> _SHORT EXERCISE_
Write out the data below in full, unchanged, minus the images.

> _DATA ROWS_

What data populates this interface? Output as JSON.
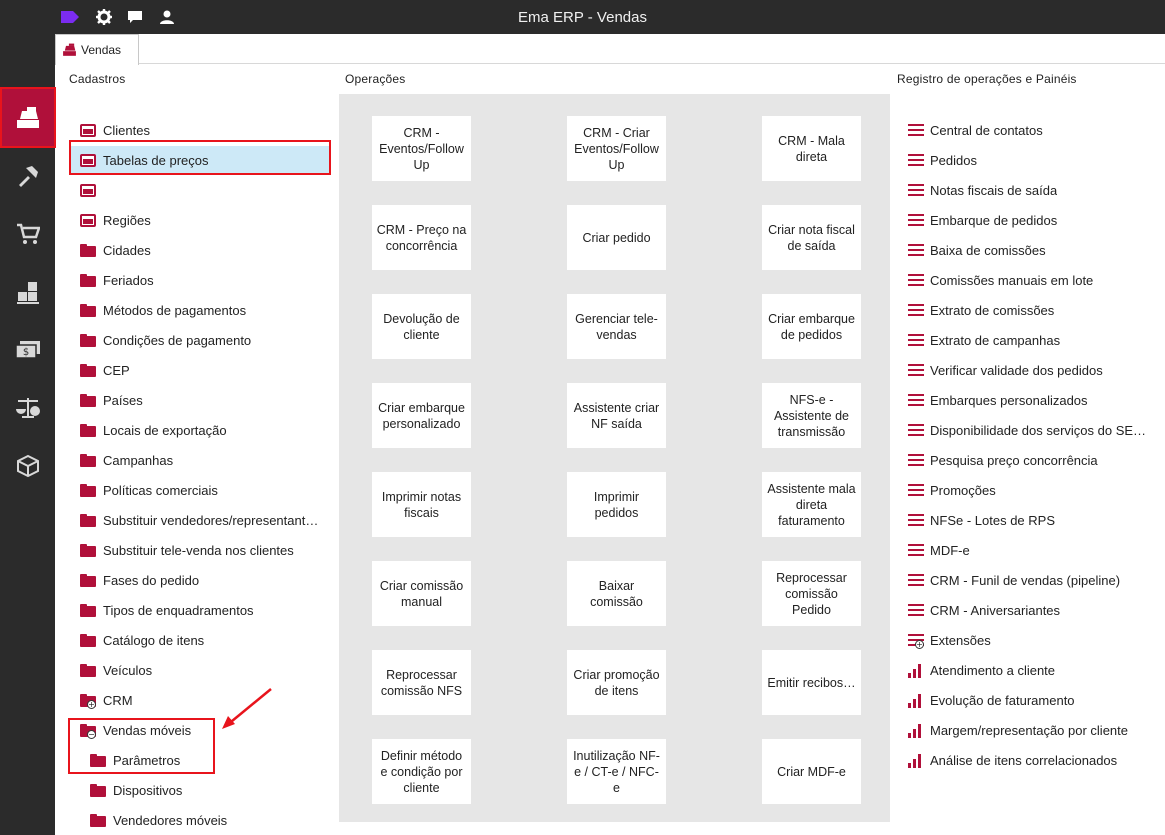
{
  "app": {
    "title": "Ema ERP - Vendas"
  },
  "topbar_icons": [
    "tag-icon",
    "gear-icon",
    "chat-icon",
    "user-icon"
  ],
  "rail_icons": [
    "register-icon",
    "tools-icon",
    "cart-icon",
    "warehouse-icon",
    "money-icon",
    "scales-icon",
    "box-icon"
  ],
  "tab": {
    "label": "Vendas"
  },
  "headers": {
    "cadastros": "Cadastros",
    "operacoes": "Operações",
    "registro": "Registro de operações e Painéis"
  },
  "cadastros": [
    {
      "label": "Clientes",
      "icon": "drawer"
    },
    {
      "label": "Tabelas de preços",
      "icon": "drawer"
    },
    {
      "label": "",
      "icon": "drawer"
    },
    {
      "label": "Regiões",
      "icon": "drawer"
    },
    {
      "label": "Cidades",
      "icon": "folder"
    },
    {
      "label": "Feriados",
      "icon": "folder"
    },
    {
      "label": "Métodos de pagamentos",
      "icon": "folder"
    },
    {
      "label": "Condições de pagamento",
      "icon": "folder"
    },
    {
      "label": "CEP",
      "icon": "folder"
    },
    {
      "label": "Países",
      "icon": "folder"
    },
    {
      "label": "Locais de exportação",
      "icon": "folder"
    },
    {
      "label": "Campanhas",
      "icon": "folder"
    },
    {
      "label": "Políticas comerciais",
      "icon": "folder"
    },
    {
      "label": "Substituir vendedores/representant…",
      "icon": "folder"
    },
    {
      "label": "Substituir tele-venda nos clientes",
      "icon": "folder"
    },
    {
      "label": "Fases do pedido",
      "icon": "folder"
    },
    {
      "label": "Tipos de enquadramentos",
      "icon": "folder"
    },
    {
      "label": "Catálogo de itens",
      "icon": "folder"
    },
    {
      "label": "Veículos",
      "icon": "folder"
    },
    {
      "label": "CRM",
      "icon": "folder-plus"
    },
    {
      "label": "Vendas móveis",
      "icon": "folder-minus"
    },
    {
      "label": "Parâmetros",
      "icon": "folder"
    },
    {
      "label": "Dispositivos",
      "icon": "folder"
    },
    {
      "label": "Vendedores móveis",
      "icon": "folder"
    }
  ],
  "operacoes": [
    [
      "CRM - Eventos/Follow Up",
      "CRM - Criar Eventos/Follow Up",
      "CRM - Mala direta"
    ],
    [
      "CRM - Preço na concorrência",
      "Criar pedido",
      "Criar nota fiscal de saída"
    ],
    [
      "Devolução de cliente",
      "Gerenciar tele-vendas",
      "Criar embarque de pedidos"
    ],
    [
      "Criar embarque personalizado",
      "Assistente criar NF saída",
      "NFS-e - Assistente de transmissão"
    ],
    [
      "Imprimir notas fiscais",
      "Imprimir pedidos",
      "Assistente mala direta faturamento"
    ],
    [
      "Criar comissão manual",
      "Baixar comissão",
      "Reprocessar comissão Pedido"
    ],
    [
      "Reprocessar comissão NFS",
      "Criar promoção de itens",
      "Emitir recibos…"
    ],
    [
      "Definir método e condição por cliente",
      "Inutilização NF-e / CT-e / NFC-e",
      "Criar MDF-e"
    ]
  ],
  "registro": [
    {
      "label": "Central de contatos",
      "icon": "list"
    },
    {
      "label": "Pedidos",
      "icon": "list"
    },
    {
      "label": "Notas fiscais de saída",
      "icon": "list"
    },
    {
      "label": "Embarque de pedidos",
      "icon": "list"
    },
    {
      "label": "Baixa de comissões",
      "icon": "list"
    },
    {
      "label": "Comissões manuais em lote",
      "icon": "list"
    },
    {
      "label": "Extrato de comissões",
      "icon": "list"
    },
    {
      "label": "Extrato de campanhas",
      "icon": "list"
    },
    {
      "label": "Verificar validade dos pedidos",
      "icon": "list"
    },
    {
      "label": "Embarques personalizados",
      "icon": "list"
    },
    {
      "label": "Disponibilidade dos serviços do SE…",
      "icon": "list"
    },
    {
      "label": "Pesquisa preço concorrência",
      "icon": "list"
    },
    {
      "label": "Promoções",
      "icon": "list"
    },
    {
      "label": "NFSe - Lotes de RPS",
      "icon": "list"
    },
    {
      "label": "MDF-e",
      "icon": "list"
    },
    {
      "label": "CRM - Funil de vendas (pipeline)",
      "icon": "list"
    },
    {
      "label": "CRM - Aniversariantes",
      "icon": "list"
    },
    {
      "label": "Extensões",
      "icon": "list-plus"
    },
    {
      "label": "Atendimento a cliente",
      "icon": "bars"
    },
    {
      "label": "Evolução de faturamento",
      "icon": "bars"
    },
    {
      "label": "Margem/representação por cliente",
      "icon": "bars"
    },
    {
      "label": "Análise de itens correlacionados",
      "icon": "bars"
    }
  ],
  "colors": {
    "accent": "#b0103a",
    "highlight": "#e8141c",
    "selection": "#cde9f7",
    "dark": "#2b2b2b",
    "brand_tag": "#7b2cf0"
  }
}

> _TASK RESULT_
What data populates this interface? Output as JSON.
{
  "app": {
    "title": "Ema ERP - Vendas"
  },
  "topbar_icons": [
    "tag-icon",
    "gear-icon",
    "chat-icon",
    "user-icon"
  ],
  "rail_icons": [
    "register-icon",
    "tools-icon",
    "cart-icon",
    "warehouse-icon",
    "money-icon",
    "scales-icon",
    "box-icon"
  ],
  "tab": {
    "label": "Vendas"
  },
  "headers": {
    "cadastros": "Cadastros",
    "operacoes": "Operações",
    "registro": "Registro de operações e Painéis"
  },
  "cadastros": [
    {
      "label": "Clientes",
      "icon": "drawer"
    },
    {
      "label": "Tabelas de preços",
      "icon": "drawer"
    },
    {
      "label": "",
      "icon": "drawer"
    },
    {
      "label": "Regiões",
      "icon": "drawer"
    },
    {
      "label": "Cidades",
      "icon": "folder"
    },
    {
      "label": "Feriados",
      "icon": "folder"
    },
    {
      "label": "Métodos de pagamentos",
      "icon": "folder"
    },
    {
      "label": "Condições de pagamento",
      "icon": "folder"
    },
    {
      "label": "CEP",
      "icon": "folder"
    },
    {
      "label": "Países",
      "icon": "folder"
    },
    {
      "label": "Locais de exportação",
      "icon": "folder"
    },
    {
      "label": "Campanhas",
      "icon": "folder"
    },
    {
      "label": "Políticas comerciais",
      "icon": "folder"
    },
    {
      "label": "Substituir vendedores/representant…",
      "icon": "folder"
    },
    {
      "label": "Substituir tele-venda nos clientes",
      "icon": "folder"
    },
    {
      "label": "Fases do pedido",
      "icon": "folder"
    },
    {
      "label": "Tipos de enquadramentos",
      "icon": "folder"
    },
    {
      "label": "Catálogo de itens",
      "icon": "folder"
    },
    {
      "label": "Veículos",
      "icon": "folder"
    },
    {
      "label": "CRM",
      "icon": "folder-plus"
    },
    {
      "label": "Vendas móveis",
      "icon": "folder-minus"
    },
    {
      "label": "Parâmetros",
      "icon": "folder"
    },
    {
      "label": "Dispositivos",
      "icon": "folder"
    },
    {
      "label": "Vendedores móveis",
      "icon": "folder"
    }
  ],
  "operacoes": [
    [
      "CRM - Eventos/Follow Up",
      "CRM - Criar Eventos/Follow Up",
      "CRM - Mala direta"
    ],
    [
      "CRM - Preço na concorrência",
      "Criar pedido",
      "Criar nota fiscal de saída"
    ],
    [
      "Devolução de cliente",
      "Gerenciar tele-vendas",
      "Criar embarque de pedidos"
    ],
    [
      "Criar embarque personalizado",
      "Assistente criar NF saída",
      "NFS-e - Assistente de transmissão"
    ],
    [
      "Imprimir notas fiscais",
      "Imprimir pedidos",
      "Assistente mala direta faturamento"
    ],
    [
      "Criar comissão manual",
      "Baixar comissão",
      "Reprocessar comissão Pedido"
    ],
    [
      "Reprocessar comissão NFS",
      "Criar promoção de itens",
      "Emitir recibos…"
    ],
    [
      "Definir método e condição por cliente",
      "Inutilização NF-e / CT-e / NFC-e",
      "Criar MDF-e"
    ]
  ],
  "registro": [
    {
      "label": "Central de contatos",
      "icon": "list"
    },
    {
      "label": "Pedidos",
      "icon": "list"
    },
    {
      "label": "Notas fiscais de saída",
      "icon": "list"
    },
    {
      "label": "Embarque de pedidos",
      "icon": "list"
    },
    {
      "label": "Baixa de comissões",
      "icon": "list"
    },
    {
      "label": "Comissões manuais em lote",
      "icon": "list"
    },
    {
      "label": "Extrato de comissões",
      "icon": "list"
    },
    {
      "label": "Extrato de campanhas",
      "icon": "list"
    },
    {
      "label": "Verificar validade dos pedidos",
      "icon": "list"
    },
    {
      "label": "Embarques personalizados",
      "icon": "list"
    },
    {
      "label": "Disponibilidade dos serviços do SE…",
      "icon": "list"
    },
    {
      "label": "Pesquisa preço concorrência",
      "icon": "list"
    },
    {
      "label": "Promoções",
      "icon": "list"
    },
    {
      "label": "NFSe - Lotes de RPS",
      "icon": "list"
    },
    {
      "label": "MDF-e",
      "icon": "list"
    },
    {
      "label": "CRM - Funil de vendas (pipeline)",
      "icon": "list"
    },
    {
      "label": "CRM - Aniversariantes",
      "icon": "list"
    },
    {
      "label": "Extensões",
      "icon": "list-plus"
    },
    {
      "label": "Atendimento a cliente",
      "icon": "bars"
    },
    {
      "label": "Evolução de faturamento",
      "icon": "bars"
    },
    {
      "label": "Margem/representação por cliente",
      "icon": "bars"
    },
    {
      "label": "Análise de itens correlacionados",
      "icon": "bars"
    }
  ],
  "colors": {
    "accent": "#b0103a",
    "highlight": "#e8141c",
    "selection": "#cde9f7",
    "dark": "#2b2b2b",
    "brand_tag": "#7b2cf0"
  }
}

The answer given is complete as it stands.